• **Page extract**:
------------------------------------------------------------------------

Add function snp_simuPheno() for simulating phenotypes.

bigsnpr 1.3.1

Also use OpenMP for the parallelization of snp_pcadapt(), bed_pcadapt(), snp_readBGEN() and snp_fastImputeSimple().

bigsnpr 1.3.0

Parallelization of clumping algorithms has been modified. Before, chromosomes were imputed in parallel. Now, chromosomes are processed sequentially, but computations within each chromosome are performed in parallel thanks to OpenMP. This should prevent major slowdowns for very large samples sizes (due to swapping).
Use OpenMP to parallelize other functions as well (possibly only sequential until now).

bigsnpr 1.2.6

Can now run snp_cor() in parallel.
Parallelization of snp_fastImpute() has been modified. Before this version, chromosomes were imputed in parallel. Now, chromosomes are processed sequentially, but computation of correlation between variants and XGBoost models are performed using parallelization.

bigsnpr 1.2.5

Add function snp_subset() as alias of method subset() for subsetting bigSNP objects.

bigsnpr 1.2.4

Use new class bed_light internally to make parallel algorithms faster because they have to transfer less data to clusters. Also define differently functions used in big_parallelize() for the same reason.

bigsnpr 1.2.0

Use the new implementation of robust OGK Mahalanobis distance in {bigutilsr}.

bigsnpr 1.1.1

Fix error object 'obj.bed' not found in snp_readBed2().

bigsnpr 1.1.0

Cope with new read-only option in {bigstatsr} version >= 1.1.

bigsnpr 1.0.2

Add option backingfile to subset.bigSNP().

bigsnpr 1.0.1

Add option byrow to bed_counts().

bigsnpr 1.0.0

Add memory-mapping on PLINK (.bed) files with missing values + new functions:
- bed()
- bed_MAF()
- bed_autoSVD()

------------------------------------------------------------------------

• **What is asked**:
- a) Can you reproduce the portion of the bigsnpr changelog starting with "Use the new" and going on through "version >= 1.1."?
- b) Which functions does the bigsnpr changelog say began using OpenMP for parallelization in version 1.3.1?
- c) Could you extend the bigsnpr changelog, picking up right after its final line?

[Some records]
------------------------------------------------------------------------

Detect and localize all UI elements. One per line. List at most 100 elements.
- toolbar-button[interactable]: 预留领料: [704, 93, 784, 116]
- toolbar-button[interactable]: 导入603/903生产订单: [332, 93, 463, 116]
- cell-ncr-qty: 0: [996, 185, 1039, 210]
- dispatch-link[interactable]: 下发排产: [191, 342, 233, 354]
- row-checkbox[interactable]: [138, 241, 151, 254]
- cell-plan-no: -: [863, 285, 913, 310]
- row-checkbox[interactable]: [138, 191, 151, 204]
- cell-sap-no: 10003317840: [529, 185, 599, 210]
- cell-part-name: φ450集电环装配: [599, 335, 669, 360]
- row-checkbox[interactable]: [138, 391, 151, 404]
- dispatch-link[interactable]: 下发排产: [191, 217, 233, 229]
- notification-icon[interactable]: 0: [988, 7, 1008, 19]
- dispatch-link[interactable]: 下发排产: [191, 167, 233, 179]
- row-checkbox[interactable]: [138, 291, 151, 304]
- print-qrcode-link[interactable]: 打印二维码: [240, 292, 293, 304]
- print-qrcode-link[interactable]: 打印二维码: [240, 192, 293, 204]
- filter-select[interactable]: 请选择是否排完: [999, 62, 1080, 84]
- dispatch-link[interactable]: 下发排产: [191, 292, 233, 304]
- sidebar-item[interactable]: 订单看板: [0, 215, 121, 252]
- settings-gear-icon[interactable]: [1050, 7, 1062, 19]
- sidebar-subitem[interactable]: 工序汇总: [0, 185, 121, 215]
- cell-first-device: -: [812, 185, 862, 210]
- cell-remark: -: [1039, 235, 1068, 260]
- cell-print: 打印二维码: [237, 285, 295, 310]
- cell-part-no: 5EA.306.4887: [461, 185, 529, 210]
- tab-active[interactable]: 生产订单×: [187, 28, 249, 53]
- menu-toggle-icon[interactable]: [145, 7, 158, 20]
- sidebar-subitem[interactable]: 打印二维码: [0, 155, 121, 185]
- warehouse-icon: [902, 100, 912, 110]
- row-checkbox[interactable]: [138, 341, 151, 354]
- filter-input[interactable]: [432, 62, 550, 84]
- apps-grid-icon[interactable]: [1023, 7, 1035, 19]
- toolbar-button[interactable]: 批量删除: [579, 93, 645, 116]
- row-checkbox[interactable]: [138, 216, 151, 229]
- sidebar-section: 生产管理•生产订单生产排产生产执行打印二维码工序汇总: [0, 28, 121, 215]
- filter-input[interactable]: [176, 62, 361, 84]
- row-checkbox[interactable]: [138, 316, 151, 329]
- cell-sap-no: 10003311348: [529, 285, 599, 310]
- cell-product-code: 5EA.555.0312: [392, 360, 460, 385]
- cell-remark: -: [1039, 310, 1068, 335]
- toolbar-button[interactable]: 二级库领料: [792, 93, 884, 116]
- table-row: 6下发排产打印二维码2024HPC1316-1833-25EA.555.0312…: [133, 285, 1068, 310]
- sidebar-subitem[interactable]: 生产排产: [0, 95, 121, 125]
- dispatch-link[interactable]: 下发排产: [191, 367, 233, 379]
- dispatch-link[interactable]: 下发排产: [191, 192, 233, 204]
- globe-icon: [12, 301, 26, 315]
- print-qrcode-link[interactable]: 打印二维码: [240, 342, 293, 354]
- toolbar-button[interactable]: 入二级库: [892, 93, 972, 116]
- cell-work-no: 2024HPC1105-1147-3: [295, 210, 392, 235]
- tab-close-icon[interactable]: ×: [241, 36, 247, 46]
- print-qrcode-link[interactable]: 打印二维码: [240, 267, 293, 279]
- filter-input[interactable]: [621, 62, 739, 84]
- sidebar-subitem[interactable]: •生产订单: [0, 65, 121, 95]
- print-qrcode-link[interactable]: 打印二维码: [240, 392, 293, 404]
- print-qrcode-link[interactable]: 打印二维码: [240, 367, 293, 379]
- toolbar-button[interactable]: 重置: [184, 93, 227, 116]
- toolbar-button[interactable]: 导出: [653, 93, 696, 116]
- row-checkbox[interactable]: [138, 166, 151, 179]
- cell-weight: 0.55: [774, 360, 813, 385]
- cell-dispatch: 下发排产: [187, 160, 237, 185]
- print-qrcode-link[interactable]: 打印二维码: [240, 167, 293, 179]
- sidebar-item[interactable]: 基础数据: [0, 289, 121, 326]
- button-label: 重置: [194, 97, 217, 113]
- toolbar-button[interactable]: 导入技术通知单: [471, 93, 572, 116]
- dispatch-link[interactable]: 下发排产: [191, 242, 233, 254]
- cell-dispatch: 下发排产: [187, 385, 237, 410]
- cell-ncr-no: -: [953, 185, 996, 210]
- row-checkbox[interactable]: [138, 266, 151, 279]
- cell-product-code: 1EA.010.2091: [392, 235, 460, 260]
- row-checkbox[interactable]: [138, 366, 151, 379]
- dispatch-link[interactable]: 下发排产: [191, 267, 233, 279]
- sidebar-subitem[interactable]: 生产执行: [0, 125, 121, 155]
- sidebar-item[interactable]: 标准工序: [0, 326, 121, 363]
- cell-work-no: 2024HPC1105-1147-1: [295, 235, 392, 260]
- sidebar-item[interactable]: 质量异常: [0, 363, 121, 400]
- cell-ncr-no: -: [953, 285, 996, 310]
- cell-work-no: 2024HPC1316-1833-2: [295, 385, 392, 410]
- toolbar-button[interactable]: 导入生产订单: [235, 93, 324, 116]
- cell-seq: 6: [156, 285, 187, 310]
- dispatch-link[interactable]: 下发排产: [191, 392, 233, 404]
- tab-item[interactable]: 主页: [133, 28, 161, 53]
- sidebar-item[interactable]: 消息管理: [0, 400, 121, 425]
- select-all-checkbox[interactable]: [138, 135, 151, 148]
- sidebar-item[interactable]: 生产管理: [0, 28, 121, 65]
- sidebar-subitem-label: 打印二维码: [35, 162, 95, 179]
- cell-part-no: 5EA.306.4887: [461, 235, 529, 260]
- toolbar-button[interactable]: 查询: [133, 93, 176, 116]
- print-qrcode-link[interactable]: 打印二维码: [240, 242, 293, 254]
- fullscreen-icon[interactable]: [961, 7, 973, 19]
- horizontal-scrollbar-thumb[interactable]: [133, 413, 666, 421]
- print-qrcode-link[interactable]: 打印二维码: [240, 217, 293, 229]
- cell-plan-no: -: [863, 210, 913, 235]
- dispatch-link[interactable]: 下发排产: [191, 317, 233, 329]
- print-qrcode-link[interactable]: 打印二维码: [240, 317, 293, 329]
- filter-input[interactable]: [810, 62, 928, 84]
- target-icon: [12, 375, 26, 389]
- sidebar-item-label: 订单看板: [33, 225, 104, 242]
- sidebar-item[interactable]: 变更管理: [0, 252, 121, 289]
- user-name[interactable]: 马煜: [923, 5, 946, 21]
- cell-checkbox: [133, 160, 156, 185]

------------------------------------------------------------------------

• **Task-by-task outputs**:
- a)
Use the new implementation of robust OGK Mahalanobis distance in {bigutilsr}.

bigsnpr 1.1.1

Fix error object 'obj.bed' not found in snp_readBed2().

bigsnpr 1.1.0

Cope with new read-only option in {bigstatsr} version >= 1.1.

- b) snp_pcadapt(), bed_pcadapt(), snp_readBGEN(), snp_fastImputeSimple()

- c)
- bed_clumping()
- bed_counts()
- bed_cprodVec()
- bed_pcadapt()
- bed_prodVec()
- bed_projectPCA()
- bed_projectSelfPCA()
- bed_randomSVD()
- bed_scaleBinom()
- bed_tcrossprodSelf()
- download_1000G()
- snp_modifyBuild()
- snp_plinkKINGQC()
- snp_readBed2()
- sub_bed()
Add 3 parameters to autoSVD(): alpha.tukey, min.mac and max.iter.
Remove option for changing ploidy (that was only partially supported).
Automatically apply snp_gc() to pcadapt.

bigsnpr 0.12.0

Add snp_fastImputeSimple(): fast imputation via mode, mean or sampling according to allele frequencies.

bigsnpr 0.11.3

Fix a bug in snp_readBGEN() that could not handle duplicated variants or individuals.

bigsnpr 0.11.1

When using snp_grid_PRS(), it now stores not only the FBM, but also the input parameters as attributes (the whole result basically).

bigsnpr 0.11.0

Add 3 SCT functions snp_grid_*() to improve from Clumping and Thresholding (preprint coming soon).
Add snp_match() function to match between summary statistics and some SNP information.

bigsnpr 0.10.2

Parameter is.size.in.bp is deprecated.

bigsnpr 0.10.1

Add parameter read_as for snp_readBGEN(). It is now possible to sample BGEN probabilities as random hard calls using read_as = "random". Default remains reading probabilities as dosages.

bigsnpr 0.10.0

For memory-mapping, now use mio instead of boost.
snp_clumping() (and snp_autoSVD()) now has a size that is inversely proportional to thr.r2.
snp_pruning() is deprecated (and will be removed someday); now always use snp_clumping().

bigsnpr 0.9.0

When reading bed files, switch reading of Os and 2s to be consistent with other software.

bigsnpr 0.8.2

Add function snp_assocBGEN() for computing quick association tests from BGEN files. Could be useful for quick screening of useful SNPs to read in bigSNP format. This function might be improved in the future.

bigsnpr 0.8.1

Change url to download PLINK 1.9.

bigsnpr 0.8.0

Add function snp_readBGEN() to read UK Biobank BGEN files in bigSNP format.

bigsnpr 0.7.0

Add parameter is.size.in.bp to snp_autoSVD() for the clumping part.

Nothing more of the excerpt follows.